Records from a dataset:
* * * * *
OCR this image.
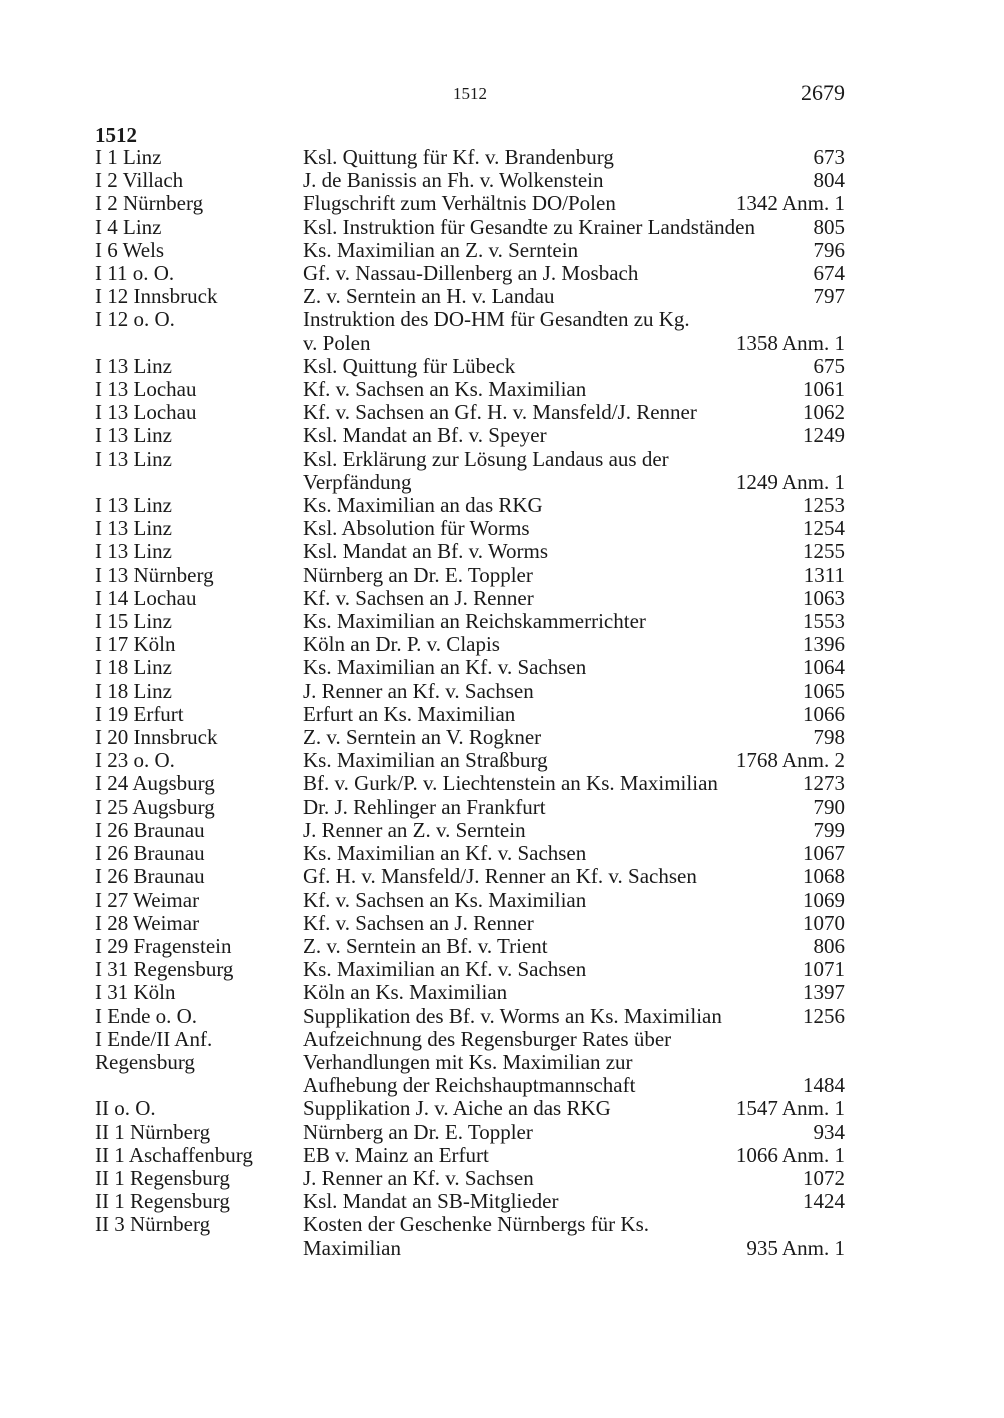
1512	2679
1512
I 1 Linz	Ksl. Quittung für Kf. v. Brandenburg	673
I 2 Villach	J. de Banissis an Fh. v. Wolkenstein	804
I 2 Nürnberg	Flugschrift zum Verhältnis DO/Polen	1342 Anm. 1
I 4 Linz	Ksl. Instruktion für Gesandte zu Krainer Landständen	805
I 6 Wels	Ks. Maximilian an Z. v. Serntein	796
I 11 o. O.	Gf. v. Nassau-Dillenberg an J. Mosbach	674
I 12 Innsbruck	Z. v. Serntein an H. v. Landau	797
I 12 o. O.	Instruktion des DO-HM für Gesandten zu Kg.
v. Polen	1358 Anm. 1
I 13 Linz	Ksl. Quittung für Lübeck	675
I 13 Lochau	Kf. v. Sachsen an Ks. Maximilian	1061
I 13 Lochau	Kf. v. Sachsen an Gf. H. v. Mansfeld/J. Renner	1062
I 13 Linz	Ksl. Mandat an Bf. v. Speyer	1249
I 13 Linz	Ksl. Erklärung zur Lösung Landaus aus der
Verpfändung	1249 Anm. 1
I 13 Linz	Ks. Maximilian an das RKG	1253
I 13 Linz	Ksl. Absolution für Worms	1254
I 13 Linz	Ksl. Mandat an Bf. v. Worms	1255
I 13 Nürnberg	Nürnberg an Dr. E. Toppler	1311
I 14 Lochau	Kf. v. Sachsen an J. Renner	1063
I 15 Linz	Ks. Maximilian an Reichskammerrichter	1553
I 17 Köln	Köln an Dr. P. v. Clapis	1396
I 18 Linz	Ks. Maximilian an Kf. v. Sachsen	1064
I 18 Linz	J. Renner an Kf. v. Sachsen	1065
I 19 Erfurt	Erfurt an Ks. Maximilian	1066
I 20 Innsbruck	Z. v. Serntein an V. Rogkner	798
I 23 o. O.	Ks. Maximilian an Straßburg	1768 Anm. 2
I 24 Augsburg	Bf. v. Gurk/P. v. Liechtenstein an Ks. Maximilian	1273
I 25 Augsburg	Dr. J. Rehlinger an Frankfurt	790
I 26 Braunau	J. Renner an Z. v. Serntein	799
I 26 Braunau	Ks. Maximilian an Kf. v. Sachsen	1067
I 26 Braunau	Gf. H. v. Mansfeld/J. Renner an Kf. v. Sachsen	1068
I 27 Weimar	Kf. v. Sachsen an Ks. Maximilian	1069
I 28 Weimar	Kf. v. Sachsen an J. Renner	1070
I 29 Fragenstein	Z. v. Serntein an Bf. v. Trient	806
I 31 Regensburg	Ks. Maximilian an Kf. v. Sachsen	1071
I 31 Köln	Köln an Ks. Maximilian	1397
I Ende o. O.	Supplikation des Bf. v. Worms an Ks. Maximilian	1256
I Ende/II Anf.
Regensburg
Aufzeichnung des Regensburger Rates über
Verhandlungen mit Ks. Maximilian zur
Aufhebung der Reichshauptmannschaft	1484
II o. O.	Supplikation J. v. Aiche an das RKG	1547 Anm. 1
II 1 Nürnberg	Nürnberg an Dr. E. Toppler	934
II 1 Aschaffenburg	EB v. Mainz an Erfurt	1066 Anm. 1
II 1 Regensburg	J. Renner an Kf. v. Sachsen	1072
II 1 Regensburg	Ksl. Mandat an SB-Mitglieder	1424
II 3 Nürnberg	Kosten der Geschenke Nürnbergs für Ks.
Maximilian	935 Anm. 1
* * * * *
## GIVEN PROBLEM:
Repeat the material above word for word, please, apart from its images.

## OUTPUT FOR THIS TASK:
OCR this image.
1512	2679
1512
I 1 Linz	Ksl. Quittung für Kf. v. Brandenburg	673
I 2 Villach	J. de Banissis an Fh. v. Wolkenstein	804
I 2 Nürnberg	Flugschrift zum Verhältnis DO/Polen	1342 Anm. 1
I 4 Linz	Ksl. Instruktion für Gesandte zu Krainer Landständen	805
I 6 Wels	Ks. Maximilian an Z. v. Serntein	796
I 11 o. O.	Gf. v. Nassau-Dillenberg an J. Mosbach	674
I 12 Innsbruck	Z. v. Serntein an H. v. Landau	797
I 12 o. O.	Instruktion des DO-HM für Gesandten zu Kg.
v. Polen	1358 Anm. 1
I 13 Linz	Ksl. Quittung für Lübeck	675
I 13 Lochau	Kf. v. Sachsen an Ks. Maximilian	1061
I 13 Lochau	Kf. v. Sachsen an Gf. H. v. Mansfeld/J. Renner	1062
I 13 Linz	Ksl. Mandat an Bf. v. Speyer	1249
I 13 Linz	Ksl. Erklärung zur Lösung Landaus aus der
Verpfändung	1249 Anm. 1
I 13 Linz	Ks. Maximilian an das RKG	1253
I 13 Linz	Ksl. Absolution für Worms	1254
I 13 Linz	Ksl. Mandat an Bf. v. Worms	1255
I 13 Nürnberg	Nürnberg an Dr. E. Toppler	1311
I 14 Lochau	Kf. v. Sachsen an J. Renner	1063
I 15 Linz	Ks. Maximilian an Reichskammerrichter	1553
I 17 Köln	Köln an Dr. P. v. Clapis	1396
I 18 Linz	Ks. Maximilian an Kf. v. Sachsen	1064
I 18 Linz	J. Renner an Kf. v. Sachsen	1065
I 19 Erfurt	Erfurt an Ks. Maximilian	1066
I 20 Innsbruck	Z. v. Serntein an V. Rogkner	798
I 23 o. O.	Ks. Maximilian an Straßburg	1768 Anm. 2
I 24 Augsburg	Bf. v. Gurk/P. v. Liechtenstein an Ks. Maximilian	1273
I 25 Augsburg	Dr. J. Rehlinger an Frankfurt	790
I 26 Braunau	J. Renner an Z. v. Serntein	799
I 26 Braunau	Ks. Maximilian an Kf. v. Sachsen	1067
I 26 Braunau	Gf. H. v. Mansfeld/J. Renner an Kf. v. Sachsen	1068
I 27 Weimar	Kf. v. Sachsen an Ks. Maximilian	1069
I 28 Weimar	Kf. v. Sachsen an J. Renner	1070
I 29 Fragenstein	Z. v. Serntein an Bf. v. Trient	806
I 31 Regensburg	Ks. Maximilian an Kf. v. Sachsen	1071
I 31 Köln	Köln an Ks. Maximilian	1397
I Ende o. O.	Supplikation des Bf. v. Worms an Ks. Maximilian	1256
I Ende/II Anf.
Regensburg
Aufzeichnung des Regensburger Rates über
Verhandlungen mit Ks. Maximilian zur
Aufhebung der Reichshauptmannschaft	1484
II o. O.	Supplikation J. v. Aiche an das RKG	1547 Anm. 1
II 1 Nürnberg	Nürnberg an Dr. E. Toppler	934
II 1 Aschaffenburg	EB v. Mainz an Erfurt	1066 Anm. 1
II 1 Regensburg	J. Renner an Kf. v. Sachsen	1072
II 1 Regensburg	Ksl. Mandat an SB-Mitglieder	1424
II 3 Nürnberg	Kosten der Geschenke Nürnbergs für Ks.
Maximilian	935 Anm. 1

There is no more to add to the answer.